━━━━━ Available data

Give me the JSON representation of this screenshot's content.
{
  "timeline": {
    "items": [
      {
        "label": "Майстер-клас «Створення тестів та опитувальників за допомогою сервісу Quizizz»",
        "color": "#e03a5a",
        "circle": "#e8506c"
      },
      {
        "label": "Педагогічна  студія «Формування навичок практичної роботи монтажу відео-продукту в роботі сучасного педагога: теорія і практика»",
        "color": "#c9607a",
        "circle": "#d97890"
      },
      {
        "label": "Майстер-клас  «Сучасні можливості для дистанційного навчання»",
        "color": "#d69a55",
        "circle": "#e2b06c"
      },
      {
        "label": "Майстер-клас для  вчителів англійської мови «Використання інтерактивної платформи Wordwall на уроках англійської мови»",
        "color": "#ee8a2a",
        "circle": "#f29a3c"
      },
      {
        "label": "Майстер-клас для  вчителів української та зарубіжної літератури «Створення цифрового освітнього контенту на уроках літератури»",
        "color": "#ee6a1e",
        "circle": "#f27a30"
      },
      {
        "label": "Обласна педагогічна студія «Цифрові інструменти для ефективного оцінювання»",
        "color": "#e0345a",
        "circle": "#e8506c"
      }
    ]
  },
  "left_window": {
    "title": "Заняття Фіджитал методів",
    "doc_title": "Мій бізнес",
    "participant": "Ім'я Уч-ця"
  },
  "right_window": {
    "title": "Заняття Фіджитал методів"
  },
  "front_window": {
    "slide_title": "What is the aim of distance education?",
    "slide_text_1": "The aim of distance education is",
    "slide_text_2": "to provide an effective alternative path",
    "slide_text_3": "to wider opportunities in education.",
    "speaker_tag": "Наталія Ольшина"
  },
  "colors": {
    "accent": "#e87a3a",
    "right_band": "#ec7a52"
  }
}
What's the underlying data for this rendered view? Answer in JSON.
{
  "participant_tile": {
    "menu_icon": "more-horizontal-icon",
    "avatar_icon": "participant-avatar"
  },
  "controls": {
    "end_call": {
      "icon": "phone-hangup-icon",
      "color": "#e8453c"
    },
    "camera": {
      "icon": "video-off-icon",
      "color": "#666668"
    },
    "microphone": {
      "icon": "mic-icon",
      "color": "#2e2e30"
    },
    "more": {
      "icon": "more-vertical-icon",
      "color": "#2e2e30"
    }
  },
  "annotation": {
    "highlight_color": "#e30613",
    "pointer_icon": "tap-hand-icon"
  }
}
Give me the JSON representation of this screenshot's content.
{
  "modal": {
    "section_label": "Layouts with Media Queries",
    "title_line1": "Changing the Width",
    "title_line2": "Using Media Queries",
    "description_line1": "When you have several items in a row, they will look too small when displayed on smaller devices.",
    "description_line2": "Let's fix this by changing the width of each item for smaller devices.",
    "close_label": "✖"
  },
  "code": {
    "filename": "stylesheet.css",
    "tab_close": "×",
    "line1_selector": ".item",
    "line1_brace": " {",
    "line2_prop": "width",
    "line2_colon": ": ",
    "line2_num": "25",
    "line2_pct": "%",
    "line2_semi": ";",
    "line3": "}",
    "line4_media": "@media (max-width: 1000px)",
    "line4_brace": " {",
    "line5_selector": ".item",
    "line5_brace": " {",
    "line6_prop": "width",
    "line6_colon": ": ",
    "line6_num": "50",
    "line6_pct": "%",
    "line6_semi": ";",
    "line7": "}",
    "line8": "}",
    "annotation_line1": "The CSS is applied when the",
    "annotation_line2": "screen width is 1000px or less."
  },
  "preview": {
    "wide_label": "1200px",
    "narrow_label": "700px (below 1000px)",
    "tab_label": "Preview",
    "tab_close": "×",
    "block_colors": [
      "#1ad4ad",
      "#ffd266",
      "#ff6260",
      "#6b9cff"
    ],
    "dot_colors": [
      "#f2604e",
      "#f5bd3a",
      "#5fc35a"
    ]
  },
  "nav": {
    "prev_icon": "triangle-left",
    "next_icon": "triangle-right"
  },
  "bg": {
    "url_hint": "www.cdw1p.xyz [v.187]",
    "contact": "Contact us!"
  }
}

━━━━━━━━━━

> [Objective]: Type out the whole listing above again, exactly as it stands.

> [Answer in full]:
Give me the JSON representation of this screenshot's content.
{
  "timeline": {
    "items": [
      {
        "label": "Майстер-клас «Створення тестів та опитувальників за допомогою сервісу Quizizz»",
        "color": "#e03a5a",
        "circle": "#e8506c"
      },
      {
        "label": "Педагогічна  студія «Формування навичок практичної роботи монтажу відео-продукту в роботі сучасного педагога: теорія і практика»",
        "color": "#c9607a",
        "circle": "#d97890"
      },
      {
        "label": "Майстер-клас  «Сучасні можливості для дистанційного навчання»",
        "color": "#d69a55",
        "circle": "#e2b06c"
      },
      {
        "label": "Майстер-клас для  вчителів англійської мови «Використання інтерактивної платформи Wordwall на уроках англійської мови»",
        "color": "#ee8a2a",
        "circle": "#f29a3c"
      },
      {
        "label": "Майстер-клас для  вчителів української та зарубіжної літератури «Створення цифрового освітнього контенту на уроках літератури»",
        "color": "#ee6a1e",
        "circle": "#f27a30"
      },
      {
        "label": "Обласна педагогічна студія «Цифрові інструменти для ефективного оцінювання»",
        "color": "#e0345a",
        "circle": "#e8506c"
      }
    ]
  },
  "left_window": {
    "title": "Заняття Фіджитал методів",
    "doc_title": "Мій бізнес",
    "participant": "Ім'я Уч-ця"
  },
  "right_window": {
    "title": "Заняття Фіджитал методів"
  },
  "front_window": {
    "slide_title": "What is the aim of distance education?",
    "slide_text_1": "The aim of distance education is",
    "slide_text_2": "to provide an effective alternative path",
    "slide_text_3": "to wider opportunities in education.",
    "speaker_tag": "Наталія Ольшина"
  },
  "colors": {
    "accent": "#e87a3a",
    "right_band": "#ec7a52"
  }
}
What's the underlying data for this rendered view? Answer in JSON.
{
  "participant_tile": {
    "menu_icon": "more-horizontal-icon",
    "avatar_icon": "participant-avatar"
  },
  "controls": {
    "end_call": {
      "icon": "phone-hangup-icon",
      "color": "#e8453c"
    },
    "camera": {
      "icon": "video-off-icon",
      "color": "#666668"
    },
    "microphone": {
      "icon": "mic-icon",
      "color": "#2e2e30"
    },
    "more": {
      "icon": "more-vertical-icon",
      "color": "#2e2e30"
    }
  },
  "annotation": {
    "highlight_color": "#e30613",
    "pointer_icon": "tap-hand-icon"
  }
}
Give me the JSON representation of this screenshot's content.
{
  "modal": {
    "section_label": "Layouts with Media Queries",
    "title_line1": "Changing the Width",
    "title_line2": "Using Media Queries",
    "description_line1": "When you have several items in a row, they will look too small when displayed on smaller devices.",
    "description_line2": "Let's fix this by changing the width of each item for smaller devices.",
    "close_label": "✖"
  },
  "code": {
    "filename": "stylesheet.css",
    "tab_close": "×",
    "line1_selector": ".item",
    "line1_brace": " {",
    "line2_prop": "width",
    "line2_colon": ": ",
    "line2_num": "25",
    "line2_pct": "%",
    "line2_semi": ";",
    "line3": "}",
    "line4_media": "@media (max-width: 1000px)",
    "line4_brace": " {",
    "line5_selector": ".item",
    "line5_brace": " {",
    "line6_prop": "width",
    "line6_colon": ": ",
    "line6_num": "50",
    "line6_pct": "%",
    "line6_semi": ";",
    "line7": "}",
    "line8": "}",
    "annotation_line1": "The CSS is applied when the",
    "annotation_line2": "screen width is 1000px or less."
  },
  "preview": {
    "wide_label": "1200px",
    "narrow_label": "700px (below 1000px)",
    "tab_label": "Preview",
    "tab_close": "×",
    "block_colors": [
      "#1ad4ad",
      "#ffd266",
      "#ff6260",
      "#6b9cff"
    ],
    "dot_colors": [
      "#f2604e",
      "#f5bd3a",
      "#5fc35a"
    ]
  },
  "nav": {
    "prev_icon": "triangle-left",
    "next_icon": "triangle-right"
  },
  "bg": {
    "url_hint": "www.cdw1p.xyz [v.187]",
    "contact": "Contact us!"
  }
}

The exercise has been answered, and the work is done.